Dataset entries on figures

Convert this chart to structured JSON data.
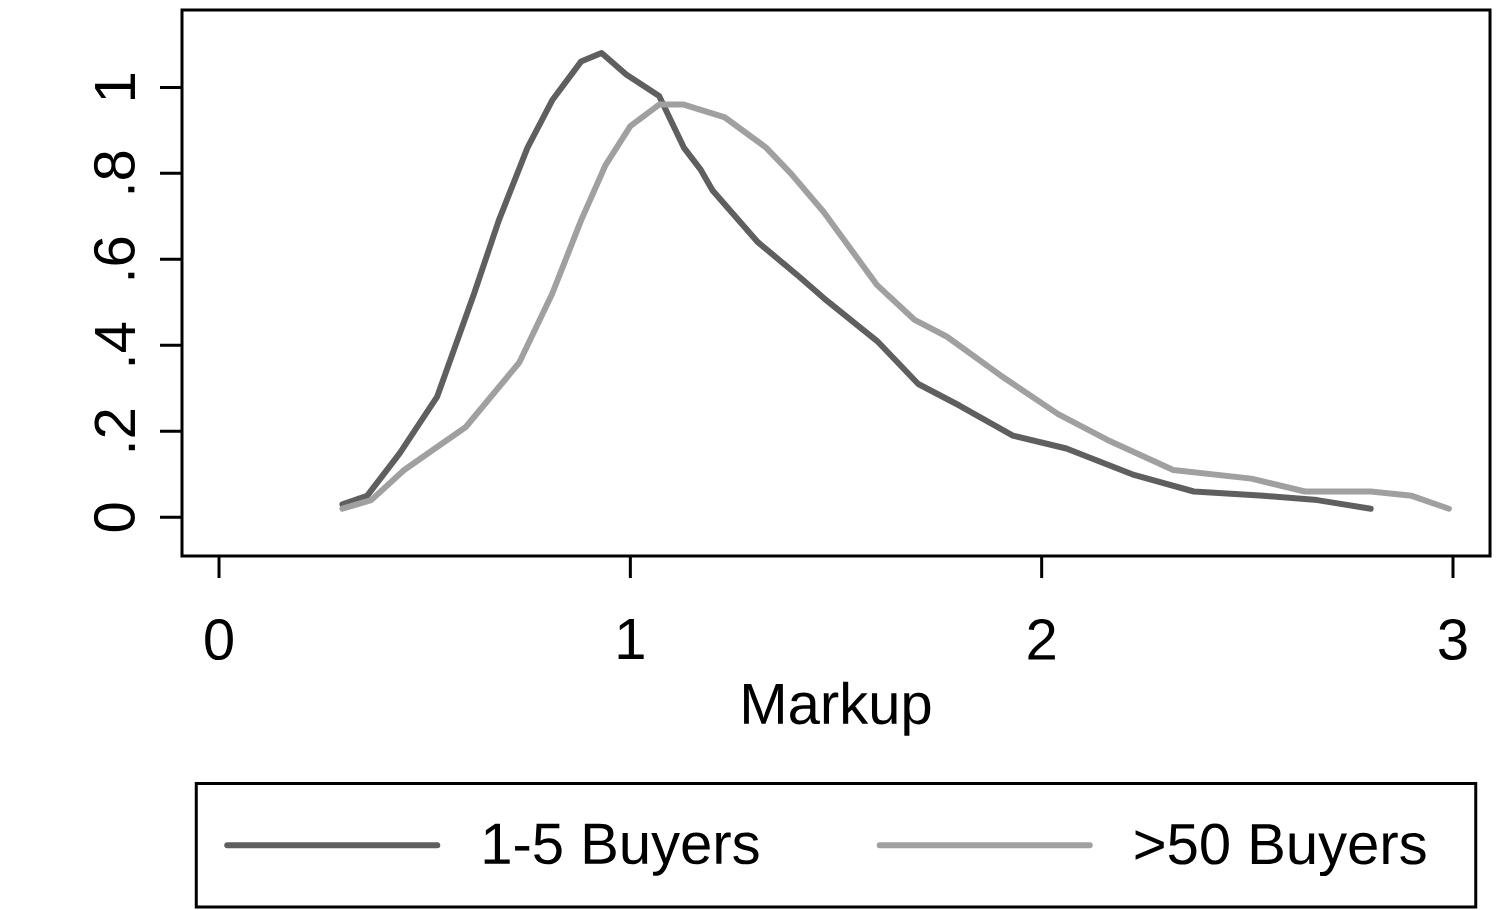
{
  "chart_data": {
    "type": "line",
    "xlabel": "Markup",
    "series": [
      {
        "name": "1-5 Buyers",
        "color": "#5f5f5f",
        "x": [
          0.3,
          0.36,
          0.44,
          0.53,
          0.62,
          0.68,
          0.75,
          0.81,
          0.88,
          0.93,
          0.99,
          1.07,
          1.13,
          1.17,
          1.2,
          1.31,
          1.41,
          1.47,
          1.6,
          1.7,
          1.8,
          1.93,
          2.06,
          2.22,
          2.37,
          2.54,
          2.67,
          2.8
        ],
        "values": [
          0.03,
          0.05,
          0.15,
          0.28,
          0.52,
          0.69,
          0.86,
          0.97,
          1.06,
          1.08,
          1.03,
          0.98,
          0.86,
          0.81,
          0.76,
          0.64,
          0.56,
          0.51,
          0.41,
          0.31,
          0.26,
          0.19,
          0.16,
          0.1,
          0.06,
          0.05,
          0.04,
          0.02
        ]
      },
      {
        "name": ">50 Buyers",
        "color": "#a0a0a0",
        "x": [
          0.3,
          0.37,
          0.45,
          0.6,
          0.73,
          0.81,
          0.88,
          0.94,
          1.0,
          1.07,
          1.13,
          1.23,
          1.33,
          1.39,
          1.47,
          1.6,
          1.69,
          1.77,
          1.9,
          2.04,
          2.16,
          2.32,
          2.51,
          2.64,
          2.8,
          2.9,
          2.99
        ],
        "values": [
          0.02,
          0.04,
          0.11,
          0.21,
          0.36,
          0.52,
          0.69,
          0.82,
          0.91,
          0.96,
          0.96,
          0.93,
          0.86,
          0.8,
          0.71,
          0.54,
          0.46,
          0.42,
          0.33,
          0.24,
          0.18,
          0.11,
          0.09,
          0.06,
          0.06,
          0.05,
          0.02
        ]
      }
    ],
    "xlim": [
      -0.09,
      3.09
    ],
    "ylim": [
      -0.09,
      1.18
    ],
    "xticks": [
      0,
      1,
      2,
      3
    ],
    "yticks": [
      0,
      {
        "value": 0.2,
        "label": ".2"
      },
      {
        "value": 0.4,
        "label": ".4"
      },
      {
        "value": 0.6,
        "label": ".6"
      },
      {
        "value": 0.8,
        "label": ".8"
      },
      1
    ],
    "legend": "bottom",
    "marker": "none",
    "line_style": "solid"
  }
}
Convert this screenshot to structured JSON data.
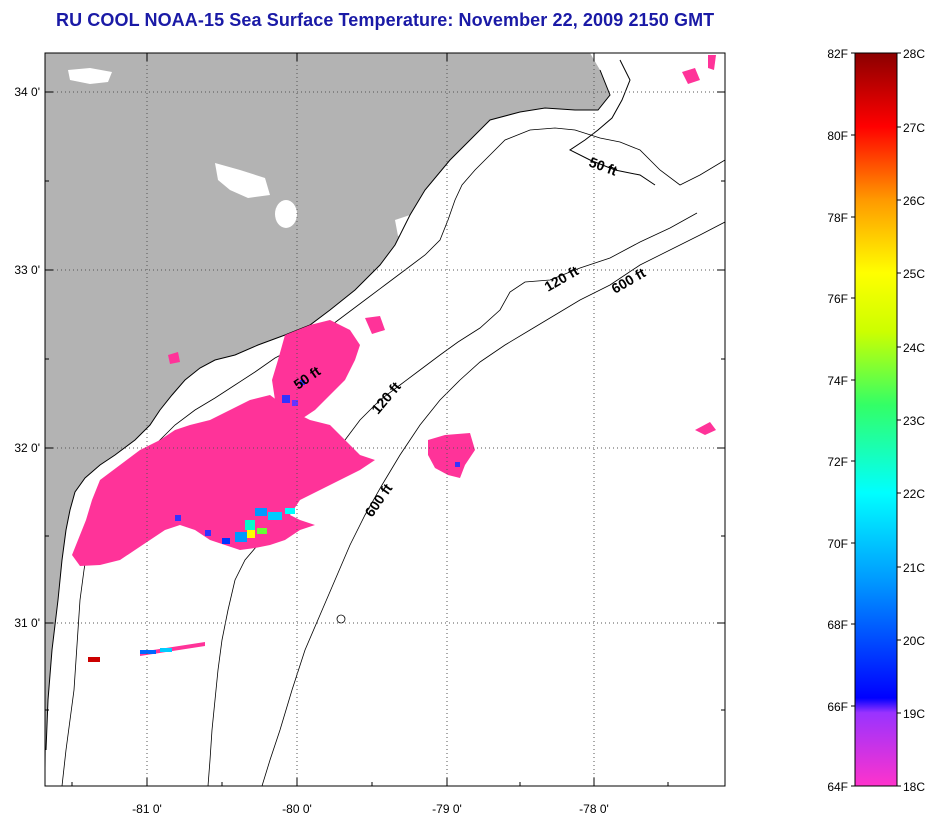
{
  "title": "RU COOL  NOAA-15  Sea Surface Temperature:  November 22, 2009 2150 GMT",
  "latitude_labels": [
    "34 0'",
    "33 0'",
    "32 0'",
    "31 0'"
  ],
  "longitude_labels": [
    "-81 0'",
    "-80 0'",
    "-79 0'",
    "-78 0'"
  ],
  "contour_labels": [
    "50 ft",
    "120 ft",
    "600 ft",
    "50 ft",
    "120 ft",
    "600 ft"
  ],
  "colorbar": {
    "fahrenheit_labels": [
      "82F",
      "80F",
      "78F",
      "76F",
      "74F",
      "72F",
      "70F",
      "68F",
      "66F",
      "64F"
    ],
    "celsius_labels": [
      "28C",
      "27C",
      "26C",
      "25C",
      "24C",
      "23C",
      "22C",
      "21C",
      "20C",
      "19C",
      "18C"
    ]
  },
  "colors": {
    "land": "#b3b3b3",
    "ocean": "#ffffff",
    "sst_pink": "#ff3399",
    "title": "#1a1aa6"
  }
}
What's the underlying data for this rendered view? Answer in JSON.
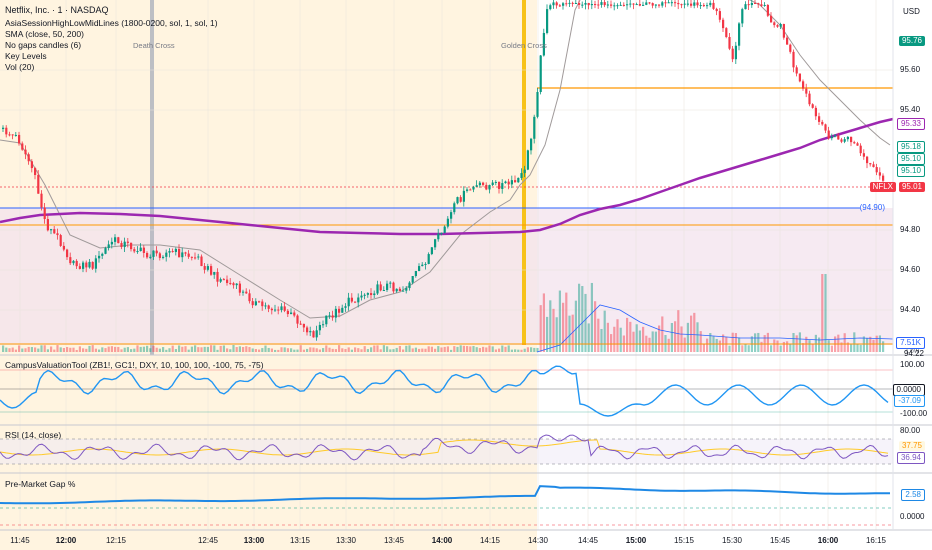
{
  "legend": {
    "title": "Netflix, Inc. · 1 · NASDAQ",
    "lines": [
      "AsiaSessionHighLowMidLines (1800-0200, sol, 1, sol, 1)",
      "SMA (close, 50, 200)",
      "No gaps candles (6)",
      "Key Levels",
      "Vol (20)"
    ]
  },
  "annotations": {
    "death_cross": "Death Cross",
    "golden_cross": "Golden Cross"
  },
  "currency": "USD",
  "price_axis": [
    "95.60",
    "95.40",
    "94.80",
    "94.60",
    "94.40"
  ],
  "price_tags": [
    {
      "text": "95.76",
      "color": "#089981",
      "style": "fill"
    },
    {
      "text": "95.33",
      "color": "#9c27b0",
      "style": "outline"
    },
    {
      "text": "95.18",
      "color": "#089981",
      "style": "outline"
    },
    {
      "text": "95.10",
      "color": "#089981",
      "style": "outline"
    },
    {
      "text": "95.10",
      "color": "#089981",
      "style": "outline"
    },
    {
      "text": "NFLX",
      "color": "#f23645",
      "style": "fill"
    },
    {
      "text": "95.01",
      "color": "#f23645",
      "style": "fill"
    },
    {
      "text": "(94.90)",
      "color": "#2962ff",
      "style": "text"
    },
    {
      "text": "7.51K",
      "color": "#2962ff",
      "style": "outline"
    },
    {
      "text": "Low",
      "color": "#787b86",
      "style": "text"
    },
    {
      "text": "94.22",
      "color": "#131722",
      "style": "text"
    }
  ],
  "panes": {
    "campus": {
      "title": "CampusValuationTool (ZB1!, GC1!, DXY, 10, 100, 100, -100, 75, -75)",
      "axis": [
        "100.00",
        "0.0000",
        "-37.09",
        "-100.00"
      ]
    },
    "rsi": {
      "title": "RSI (14, close)",
      "axis": [
        "80.00",
        "37.75",
        "36.94"
      ]
    },
    "gap": {
      "title": "Pre-Market Gap %",
      "axis": [
        "2.58",
        "0.0000"
      ]
    }
  },
  "time_axis": [
    {
      "label": "11:45",
      "bold": false
    },
    {
      "label": "12:00",
      "bold": true
    },
    {
      "label": "12:15",
      "bold": false
    },
    {
      "label": "12:45",
      "bold": false
    },
    {
      "label": "13:00",
      "bold": true
    },
    {
      "label": "13:15",
      "bold": false
    },
    {
      "label": "13:30",
      "bold": false
    },
    {
      "label": "13:45",
      "bold": false
    },
    {
      "label": "14:00",
      "bold": true
    },
    {
      "label": "14:15",
      "bold": false
    },
    {
      "label": "14:30",
      "bold": false
    },
    {
      "label": "14:45",
      "bold": false
    },
    {
      "label": "15:00",
      "bold": true
    },
    {
      "label": "15:15",
      "bold": false
    },
    {
      "label": "15:30",
      "bold": false
    },
    {
      "label": "15:45",
      "bold": false
    },
    {
      "label": "16:00",
      "bold": true
    },
    {
      "label": "16:15",
      "bold": false
    }
  ],
  "colors": {
    "up": "#089981",
    "down": "#f23645",
    "sma50": "#a09a9a",
    "sma200": "#9c27b0",
    "key_blue": "#2962ff",
    "key_orange": "#ff9800",
    "premarket_bg": "#fff4e0",
    "pink_zone": "#f3e3ee",
    "indicator_line": "#2196f3"
  }
}
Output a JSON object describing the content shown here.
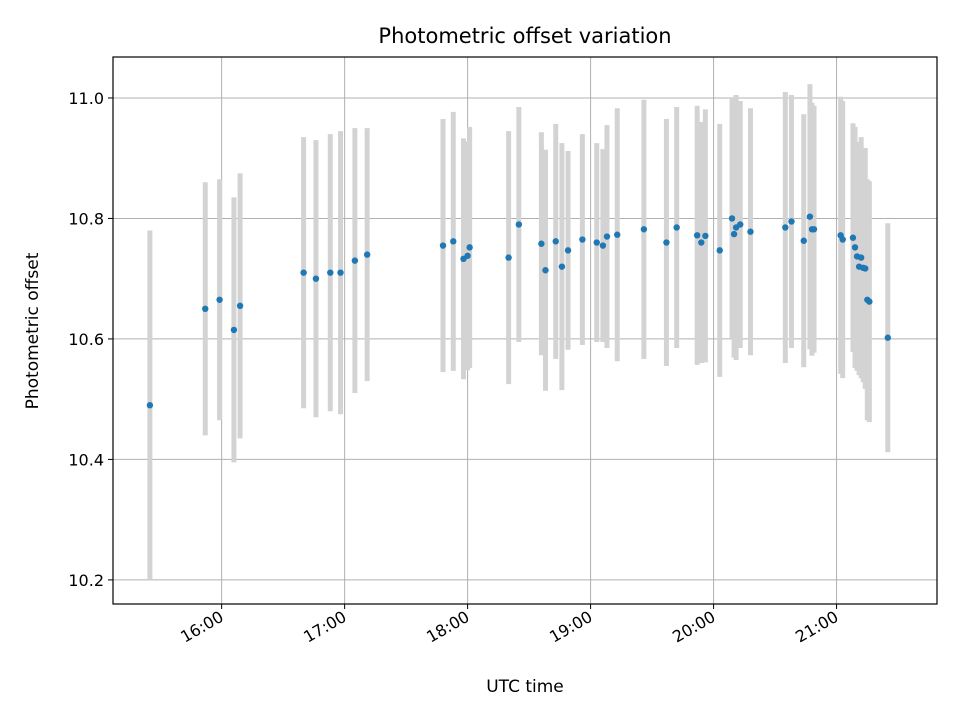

Instructions for the task:
Copy out all lines that carry the word "title".

Solution:
  "title": "RU COOL  NOAA-15  Sea Surface Temperature:  November 22, 2009 2150 GMT",
    "title": "#1a1aa6"
    "title": "Netflix, Inc. · 1 · NASDAQ",
      "title": "CampusValuationTool (ZB1!, GC1!, DXY, 10, 100, 100, -100, 75, -75)",
      "title": "RSI (14, close)",
      "title": "Pre-Market Gap %",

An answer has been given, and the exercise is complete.